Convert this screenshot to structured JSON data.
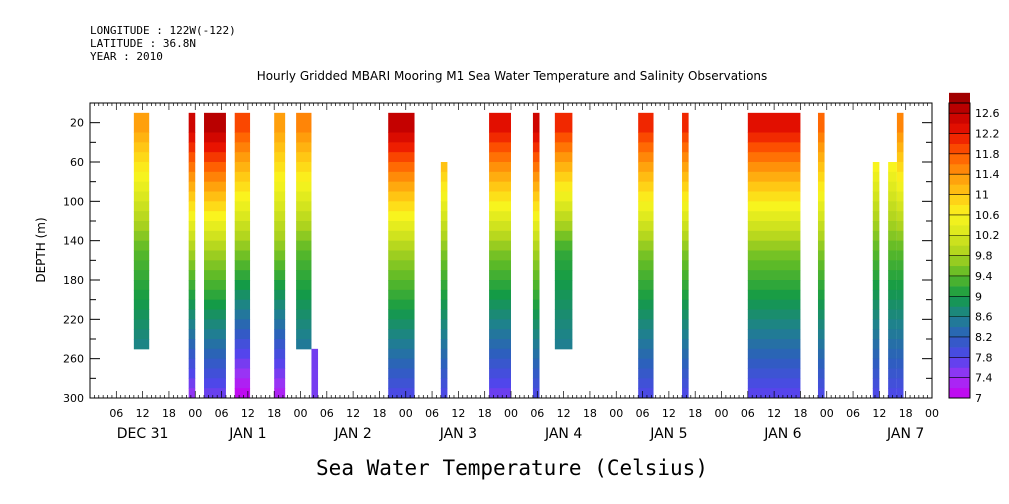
{
  "header": {
    "longitude": "LONGITUDE : 122W(-122)",
    "latitude": "LATITUDE : 36.8N",
    "year": "YEAR : 2010",
    "title": "Hourly Gridded MBARI Mooring M1 Sea Water Temperature and Salinity Observations"
  },
  "footer": {
    "variable_label": "Sea Water Temperature (Celsius)"
  },
  "chart_data": {
    "type": "heatmap",
    "title": "Hourly Gridded MBARI Mooring M1 Sea Water Temperature and Salinity Observations",
    "xlabel": "",
    "ylabel": "DEPTH (m)",
    "y_reversed": true,
    "ylim": [
      300,
      0
    ],
    "y_ticks": [
      20,
      60,
      100,
      140,
      180,
      220,
      260,
      300
    ],
    "xlim_hours": [
      0,
      192
    ],
    "x_hour_ticks": [
      "06",
      "12",
      "18",
      "00",
      "06",
      "12",
      "18",
      "00",
      "06",
      "12",
      "18",
      "00",
      "06",
      "12",
      "18",
      "00",
      "06",
      "12",
      "18",
      "00",
      "06",
      "12",
      "18",
      "00",
      "06",
      "12",
      "18",
      "00",
      "06",
      "12",
      "18",
      "00"
    ],
    "x_day_labels": [
      "DEC 31",
      "JAN  1",
      "JAN  2",
      "JAN  3",
      "JAN  4",
      "JAN  5",
      "JAN  6",
      "JAN  7"
    ],
    "colorbar": {
      "levels": [
        12.6,
        12.2,
        11.8,
        11.4,
        11,
        10.6,
        10.2,
        9.8,
        9.4,
        9,
        8.6,
        8.2,
        7.8,
        7.4,
        7
      ],
      "vmin": 7,
      "vmax": 12.8
    },
    "segments": [
      {
        "start": 10,
        "end": 13.5,
        "top": 20,
        "bottom": 250,
        "t_top": 11.4,
        "t_mid": 9.4,
        "t_bottom": 8.2
      },
      {
        "start": 22.5,
        "end": 24,
        "top": 20,
        "bottom": 300,
        "t_top": 12.6,
        "t_mid": 9.8,
        "t_bottom": 7.4
      },
      {
        "start": 26,
        "end": 31,
        "top": 20,
        "bottom": 300,
        "t_top": 12.8,
        "t_mid": 9.8,
        "t_bottom": 7.6
      },
      {
        "start": 33,
        "end": 36.5,
        "top": 20,
        "bottom": 300,
        "t_top": 12.0,
        "t_mid": 9.6,
        "t_bottom": 7.0
      },
      {
        "start": 42,
        "end": 44.5,
        "top": 20,
        "bottom": 300,
        "t_top": 11.4,
        "t_mid": 9.6,
        "t_bottom": 7.2
      },
      {
        "start": 47,
        "end": 50.5,
        "top": 20,
        "bottom": 250,
        "t_top": 11.6,
        "t_mid": 9.4,
        "t_bottom": 8.0
      },
      {
        "start": 50.5,
        "end": 52,
        "top": 250,
        "bottom": 300,
        "t_top": 7.8,
        "t_mid": 7.7,
        "t_bottom": 7.6
      },
      {
        "start": 68,
        "end": 74,
        "top": 20,
        "bottom": 300,
        "t_top": 12.7,
        "t_mid": 9.8,
        "t_bottom": 7.8
      },
      {
        "start": 80,
        "end": 81.5,
        "top": 60,
        "bottom": 300,
        "t_top": 11.8,
        "t_mid": 9.6,
        "t_bottom": 7.8
      },
      {
        "start": 91,
        "end": 96,
        "top": 20,
        "bottom": 300,
        "t_top": 12.4,
        "t_mid": 9.6,
        "t_bottom": 7.6
      },
      {
        "start": 101,
        "end": 102.5,
        "top": 20,
        "bottom": 300,
        "t_top": 12.6,
        "t_mid": 9.8,
        "t_bottom": 7.8
      },
      {
        "start": 106,
        "end": 110,
        "top": 20,
        "bottom": 250,
        "t_top": 12.2,
        "t_mid": 9.2,
        "t_bottom": 8.2
      },
      {
        "start": 125,
        "end": 128.5,
        "top": 20,
        "bottom": 300,
        "t_top": 12.2,
        "t_mid": 9.6,
        "t_bottom": 7.8
      },
      {
        "start": 135,
        "end": 136.5,
        "top": 20,
        "bottom": 300,
        "t_top": 12.2,
        "t_mid": 9.6,
        "t_bottom": 7.8
      },
      {
        "start": 150,
        "end": 162,
        "top": 20,
        "bottom": 300,
        "t_top": 12.4,
        "t_mid": 9.6,
        "t_bottom": 7.7
      },
      {
        "start": 166,
        "end": 167.5,
        "top": 20,
        "bottom": 300,
        "t_top": 11.8,
        "t_mid": 9.6,
        "t_bottom": 7.8
      },
      {
        "start": 178.5,
        "end": 180,
        "top": 60,
        "bottom": 300,
        "t_top": 11.2,
        "t_mid": 9.4,
        "t_bottom": 7.8
      },
      {
        "start": 182,
        "end": 184,
        "top": 60,
        "bottom": 300,
        "t_top": 11.2,
        "t_mid": 9.4,
        "t_bottom": 7.8
      },
      {
        "start": 184,
        "end": 185.5,
        "top": 20,
        "bottom": 300,
        "t_top": 11.6,
        "t_mid": 9.4,
        "t_bottom": 7.8
      }
    ]
  }
}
+++++
● **Requirements**
The pictures should not be reproduced; quote all of the other material exactly.

● **Correct result**
Convert this screenshot to structured JSON data.
{
  "header": {
    "longitude": "LONGITUDE : 122W(-122)",
    "latitude": "LATITUDE : 36.8N",
    "year": "YEAR : 2010",
    "title": "Hourly Gridded MBARI Mooring M1 Sea Water Temperature and Salinity Observations"
  },
  "footer": {
    "variable_label": "Sea Water Temperature (Celsius)"
  },
  "chart_data": {
    "type": "heatmap",
    "title": "Hourly Gridded MBARI Mooring M1 Sea Water Temperature and Salinity Observations",
    "xlabel": "",
    "ylabel": "DEPTH (m)",
    "y_reversed": true,
    "ylim": [
      300,
      0
    ],
    "y_ticks": [
      20,
      60,
      100,
      140,
      180,
      220,
      260,
      300
    ],
    "xlim_hours": [
      0,
      192
    ],
    "x_hour_ticks": [
      "06",
      "12",
      "18",
      "00",
      "06",
      "12",
      "18",
      "00",
      "06",
      "12",
      "18",
      "00",
      "06",
      "12",
      "18",
      "00",
      "06",
      "12",
      "18",
      "00",
      "06",
      "12",
      "18",
      "00",
      "06",
      "12",
      "18",
      "00",
      "06",
      "12",
      "18",
      "00"
    ],
    "x_day_labels": [
      "DEC 31",
      "JAN  1",
      "JAN  2",
      "JAN  3",
      "JAN  4",
      "JAN  5",
      "JAN  6",
      "JAN  7"
    ],
    "colorbar": {
      "levels": [
        12.6,
        12.2,
        11.8,
        11.4,
        11,
        10.6,
        10.2,
        9.8,
        9.4,
        9,
        8.6,
        8.2,
        7.8,
        7.4,
        7
      ],
      "vmin": 7,
      "vmax": 12.8
    },
    "segments": [
      {
        "start": 10,
        "end": 13.5,
        "top": 20,
        "bottom": 250,
        "t_top": 11.4,
        "t_mid": 9.4,
        "t_bottom": 8.2
      },
      {
        "start": 22.5,
        "end": 24,
        "top": 20,
        "bottom": 300,
        "t_top": 12.6,
        "t_mid": 9.8,
        "t_bottom": 7.4
      },
      {
        "start": 26,
        "end": 31,
        "top": 20,
        "bottom": 300,
        "t_top": 12.8,
        "t_mid": 9.8,
        "t_bottom": 7.6
      },
      {
        "start": 33,
        "end": 36.5,
        "top": 20,
        "bottom": 300,
        "t_top": 12.0,
        "t_mid": 9.6,
        "t_bottom": 7.0
      },
      {
        "start": 42,
        "end": 44.5,
        "top": 20,
        "bottom": 300,
        "t_top": 11.4,
        "t_mid": 9.6,
        "t_bottom": 7.2
      },
      {
        "start": 47,
        "end": 50.5,
        "top": 20,
        "bottom": 250,
        "t_top": 11.6,
        "t_mid": 9.4,
        "t_bottom": 8.0
      },
      {
        "start": 50.5,
        "end": 52,
        "top": 250,
        "bottom": 300,
        "t_top": 7.8,
        "t_mid": 7.7,
        "t_bottom": 7.6
      },
      {
        "start": 68,
        "end": 74,
        "top": 20,
        "bottom": 300,
        "t_top": 12.7,
        "t_mid": 9.8,
        "t_bottom": 7.8
      },
      {
        "start": 80,
        "end": 81.5,
        "top": 60,
        "bottom": 300,
        "t_top": 11.8,
        "t_mid": 9.6,
        "t_bottom": 7.8
      },
      {
        "start": 91,
        "end": 96,
        "top": 20,
        "bottom": 300,
        "t_top": 12.4,
        "t_mid": 9.6,
        "t_bottom": 7.6
      },
      {
        "start": 101,
        "end": 102.5,
        "top": 20,
        "bottom": 300,
        "t_top": 12.6,
        "t_mid": 9.8,
        "t_bottom": 7.8
      },
      {
        "start": 106,
        "end": 110,
        "top": 20,
        "bottom": 250,
        "t_top": 12.2,
        "t_mid": 9.2,
        "t_bottom": 8.2
      },
      {
        "start": 125,
        "end": 128.5,
        "top": 20,
        "bottom": 300,
        "t_top": 12.2,
        "t_mid": 9.6,
        "t_bottom": 7.8
      },
      {
        "start": 135,
        "end": 136.5,
        "top": 20,
        "bottom": 300,
        "t_top": 12.2,
        "t_mid": 9.6,
        "t_bottom": 7.8
      },
      {
        "start": 150,
        "end": 162,
        "top": 20,
        "bottom": 300,
        "t_top": 12.4,
        "t_mid": 9.6,
        "t_bottom": 7.7
      },
      {
        "start": 166,
        "end": 167.5,
        "top": 20,
        "bottom": 300,
        "t_top": 11.8,
        "t_mid": 9.6,
        "t_bottom": 7.8
      },
      {
        "start": 178.5,
        "end": 180,
        "top": 60,
        "bottom": 300,
        "t_top": 11.2,
        "t_mid": 9.4,
        "t_bottom": 7.8
      },
      {
        "start": 182,
        "end": 184,
        "top": 60,
        "bottom": 300,
        "t_top": 11.2,
        "t_mid": 9.4,
        "t_bottom": 7.8
      },
      {
        "start": 184,
        "end": 185.5,
        "top": 20,
        "bottom": 300,
        "t_top": 11.6,
        "t_mid": 9.4,
        "t_bottom": 7.8
      }
    ]
  }
}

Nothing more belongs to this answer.